### [Records]

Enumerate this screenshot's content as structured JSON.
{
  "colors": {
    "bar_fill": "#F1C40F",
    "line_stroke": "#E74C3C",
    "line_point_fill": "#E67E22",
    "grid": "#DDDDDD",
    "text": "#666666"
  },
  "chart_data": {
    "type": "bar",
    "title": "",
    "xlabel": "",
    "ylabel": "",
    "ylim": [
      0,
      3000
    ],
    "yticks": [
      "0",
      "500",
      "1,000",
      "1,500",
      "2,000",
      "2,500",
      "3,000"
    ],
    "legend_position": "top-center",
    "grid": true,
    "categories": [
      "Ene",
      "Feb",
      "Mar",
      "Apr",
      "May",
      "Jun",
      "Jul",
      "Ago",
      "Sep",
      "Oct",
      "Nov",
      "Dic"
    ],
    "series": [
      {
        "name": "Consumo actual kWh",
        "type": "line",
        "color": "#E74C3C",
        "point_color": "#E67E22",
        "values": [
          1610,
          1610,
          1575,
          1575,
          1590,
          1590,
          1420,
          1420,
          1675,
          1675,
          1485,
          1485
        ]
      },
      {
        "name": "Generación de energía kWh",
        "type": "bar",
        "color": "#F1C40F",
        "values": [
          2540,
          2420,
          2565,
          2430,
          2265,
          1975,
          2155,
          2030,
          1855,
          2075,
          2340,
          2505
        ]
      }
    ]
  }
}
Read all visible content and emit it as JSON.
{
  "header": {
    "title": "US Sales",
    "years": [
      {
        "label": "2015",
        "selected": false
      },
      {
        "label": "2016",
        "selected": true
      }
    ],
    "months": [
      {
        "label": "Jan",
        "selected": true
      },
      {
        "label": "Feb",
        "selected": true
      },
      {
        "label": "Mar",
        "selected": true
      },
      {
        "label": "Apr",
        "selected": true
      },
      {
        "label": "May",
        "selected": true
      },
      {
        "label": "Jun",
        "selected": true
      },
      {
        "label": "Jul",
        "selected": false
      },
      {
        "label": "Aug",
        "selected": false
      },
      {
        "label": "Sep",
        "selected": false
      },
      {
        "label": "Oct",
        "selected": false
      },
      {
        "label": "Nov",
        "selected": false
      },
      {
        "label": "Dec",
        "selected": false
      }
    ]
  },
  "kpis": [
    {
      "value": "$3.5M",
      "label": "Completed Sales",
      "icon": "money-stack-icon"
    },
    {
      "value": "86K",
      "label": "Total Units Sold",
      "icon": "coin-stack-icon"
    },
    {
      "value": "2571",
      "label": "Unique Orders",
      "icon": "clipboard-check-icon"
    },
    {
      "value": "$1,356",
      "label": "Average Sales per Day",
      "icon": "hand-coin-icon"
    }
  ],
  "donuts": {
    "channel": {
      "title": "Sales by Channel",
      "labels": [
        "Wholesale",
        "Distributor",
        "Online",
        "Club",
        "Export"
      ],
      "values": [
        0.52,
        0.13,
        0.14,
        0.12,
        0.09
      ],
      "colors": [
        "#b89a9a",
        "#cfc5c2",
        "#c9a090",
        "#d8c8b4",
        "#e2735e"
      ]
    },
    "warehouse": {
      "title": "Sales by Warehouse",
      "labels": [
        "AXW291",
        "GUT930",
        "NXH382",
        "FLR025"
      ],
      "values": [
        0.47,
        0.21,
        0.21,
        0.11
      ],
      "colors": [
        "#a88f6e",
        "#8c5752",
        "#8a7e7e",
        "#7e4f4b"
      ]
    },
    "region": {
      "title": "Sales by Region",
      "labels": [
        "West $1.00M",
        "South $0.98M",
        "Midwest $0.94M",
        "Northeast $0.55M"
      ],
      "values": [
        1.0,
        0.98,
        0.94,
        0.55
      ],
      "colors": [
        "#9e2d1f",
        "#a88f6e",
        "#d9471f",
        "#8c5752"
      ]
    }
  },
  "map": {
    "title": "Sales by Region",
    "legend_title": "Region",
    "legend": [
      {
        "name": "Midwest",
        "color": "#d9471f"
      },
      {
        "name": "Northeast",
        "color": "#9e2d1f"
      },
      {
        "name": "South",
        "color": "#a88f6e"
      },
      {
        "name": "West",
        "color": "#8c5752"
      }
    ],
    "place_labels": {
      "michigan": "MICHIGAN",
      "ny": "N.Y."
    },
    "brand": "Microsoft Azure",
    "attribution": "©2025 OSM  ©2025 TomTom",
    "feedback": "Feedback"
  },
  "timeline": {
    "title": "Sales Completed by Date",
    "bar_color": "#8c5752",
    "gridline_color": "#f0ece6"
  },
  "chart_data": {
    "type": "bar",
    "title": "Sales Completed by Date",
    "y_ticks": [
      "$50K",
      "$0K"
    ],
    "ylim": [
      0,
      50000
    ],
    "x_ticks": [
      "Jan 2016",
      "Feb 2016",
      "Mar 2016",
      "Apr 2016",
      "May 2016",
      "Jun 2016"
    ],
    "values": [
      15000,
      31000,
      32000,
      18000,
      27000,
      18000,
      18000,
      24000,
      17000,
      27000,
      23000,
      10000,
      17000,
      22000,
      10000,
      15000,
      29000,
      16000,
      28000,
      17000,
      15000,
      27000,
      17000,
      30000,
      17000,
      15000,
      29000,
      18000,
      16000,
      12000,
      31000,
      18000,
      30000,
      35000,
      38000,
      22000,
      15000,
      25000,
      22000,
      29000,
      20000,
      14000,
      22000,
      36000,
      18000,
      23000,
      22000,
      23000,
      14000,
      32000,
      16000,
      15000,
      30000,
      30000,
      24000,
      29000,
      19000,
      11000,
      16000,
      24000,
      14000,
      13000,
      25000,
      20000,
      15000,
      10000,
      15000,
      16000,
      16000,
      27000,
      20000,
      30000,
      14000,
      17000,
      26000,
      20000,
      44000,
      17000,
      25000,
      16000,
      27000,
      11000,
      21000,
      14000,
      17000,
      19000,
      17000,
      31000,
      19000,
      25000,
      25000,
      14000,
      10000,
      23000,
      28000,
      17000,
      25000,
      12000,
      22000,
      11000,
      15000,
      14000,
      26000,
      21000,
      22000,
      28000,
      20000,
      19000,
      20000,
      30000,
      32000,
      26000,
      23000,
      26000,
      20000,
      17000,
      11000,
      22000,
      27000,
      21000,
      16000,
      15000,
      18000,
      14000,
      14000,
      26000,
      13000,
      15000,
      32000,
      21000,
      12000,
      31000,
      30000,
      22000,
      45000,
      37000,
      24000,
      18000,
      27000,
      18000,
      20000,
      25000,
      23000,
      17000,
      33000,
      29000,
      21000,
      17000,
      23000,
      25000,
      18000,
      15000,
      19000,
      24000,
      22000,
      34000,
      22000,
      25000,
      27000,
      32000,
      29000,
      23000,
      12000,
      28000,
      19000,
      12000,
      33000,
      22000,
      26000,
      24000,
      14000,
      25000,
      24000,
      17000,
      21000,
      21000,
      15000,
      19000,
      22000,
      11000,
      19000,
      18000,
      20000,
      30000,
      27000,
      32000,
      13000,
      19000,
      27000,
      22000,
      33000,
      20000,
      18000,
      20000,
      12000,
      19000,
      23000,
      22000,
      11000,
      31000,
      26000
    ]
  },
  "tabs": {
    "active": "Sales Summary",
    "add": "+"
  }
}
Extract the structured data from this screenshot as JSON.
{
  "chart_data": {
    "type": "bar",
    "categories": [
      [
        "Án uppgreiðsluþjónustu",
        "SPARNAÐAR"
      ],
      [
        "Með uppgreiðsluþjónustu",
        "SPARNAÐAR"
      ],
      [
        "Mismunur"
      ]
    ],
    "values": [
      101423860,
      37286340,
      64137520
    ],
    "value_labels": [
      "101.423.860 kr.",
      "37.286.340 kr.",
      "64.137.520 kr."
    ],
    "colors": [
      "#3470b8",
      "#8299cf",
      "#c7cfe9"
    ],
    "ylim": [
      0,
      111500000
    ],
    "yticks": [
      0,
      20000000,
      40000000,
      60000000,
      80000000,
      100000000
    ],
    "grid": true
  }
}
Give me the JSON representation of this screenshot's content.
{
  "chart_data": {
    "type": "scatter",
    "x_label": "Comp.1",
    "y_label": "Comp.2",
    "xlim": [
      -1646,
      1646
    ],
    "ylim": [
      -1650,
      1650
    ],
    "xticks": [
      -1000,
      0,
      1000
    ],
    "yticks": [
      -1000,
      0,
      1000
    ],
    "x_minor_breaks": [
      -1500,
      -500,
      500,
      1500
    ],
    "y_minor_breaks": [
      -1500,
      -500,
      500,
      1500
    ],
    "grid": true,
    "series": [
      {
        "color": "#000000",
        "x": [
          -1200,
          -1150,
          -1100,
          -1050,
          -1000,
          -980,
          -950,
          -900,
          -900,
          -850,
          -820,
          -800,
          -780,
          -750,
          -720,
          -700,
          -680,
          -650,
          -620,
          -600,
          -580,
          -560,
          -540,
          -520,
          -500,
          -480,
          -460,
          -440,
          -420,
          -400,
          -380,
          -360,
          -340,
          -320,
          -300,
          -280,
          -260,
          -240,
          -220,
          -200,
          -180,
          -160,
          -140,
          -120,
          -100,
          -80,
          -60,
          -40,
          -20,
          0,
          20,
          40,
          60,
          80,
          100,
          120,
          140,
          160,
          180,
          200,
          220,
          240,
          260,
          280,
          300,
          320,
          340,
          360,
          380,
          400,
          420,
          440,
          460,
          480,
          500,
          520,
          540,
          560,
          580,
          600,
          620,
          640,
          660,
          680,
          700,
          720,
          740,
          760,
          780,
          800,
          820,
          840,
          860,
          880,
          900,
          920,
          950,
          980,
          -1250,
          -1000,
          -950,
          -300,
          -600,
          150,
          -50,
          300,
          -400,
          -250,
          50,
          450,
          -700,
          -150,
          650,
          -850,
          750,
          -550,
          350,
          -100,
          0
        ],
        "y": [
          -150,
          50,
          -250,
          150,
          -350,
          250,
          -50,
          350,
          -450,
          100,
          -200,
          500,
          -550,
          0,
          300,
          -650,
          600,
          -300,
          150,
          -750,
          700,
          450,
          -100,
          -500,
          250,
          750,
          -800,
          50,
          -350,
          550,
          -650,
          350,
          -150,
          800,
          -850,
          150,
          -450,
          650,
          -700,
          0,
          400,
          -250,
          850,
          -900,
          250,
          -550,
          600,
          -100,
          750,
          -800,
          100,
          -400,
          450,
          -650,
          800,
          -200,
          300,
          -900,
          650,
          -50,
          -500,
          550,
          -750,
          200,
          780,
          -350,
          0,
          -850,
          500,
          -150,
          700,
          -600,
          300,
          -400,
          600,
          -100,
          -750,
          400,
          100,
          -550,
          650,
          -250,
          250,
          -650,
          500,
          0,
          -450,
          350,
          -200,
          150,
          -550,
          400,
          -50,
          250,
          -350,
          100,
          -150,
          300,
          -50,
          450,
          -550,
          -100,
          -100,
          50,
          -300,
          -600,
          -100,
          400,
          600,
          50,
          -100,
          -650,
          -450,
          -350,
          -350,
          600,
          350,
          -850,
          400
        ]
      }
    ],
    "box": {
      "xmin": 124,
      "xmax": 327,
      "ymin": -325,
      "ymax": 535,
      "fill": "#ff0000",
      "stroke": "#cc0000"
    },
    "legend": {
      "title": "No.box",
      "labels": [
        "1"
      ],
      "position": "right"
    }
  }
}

### [Task statement]
For the entries shown above, give the number of lines that include the word "coin", without any other text.

### [Task result]
2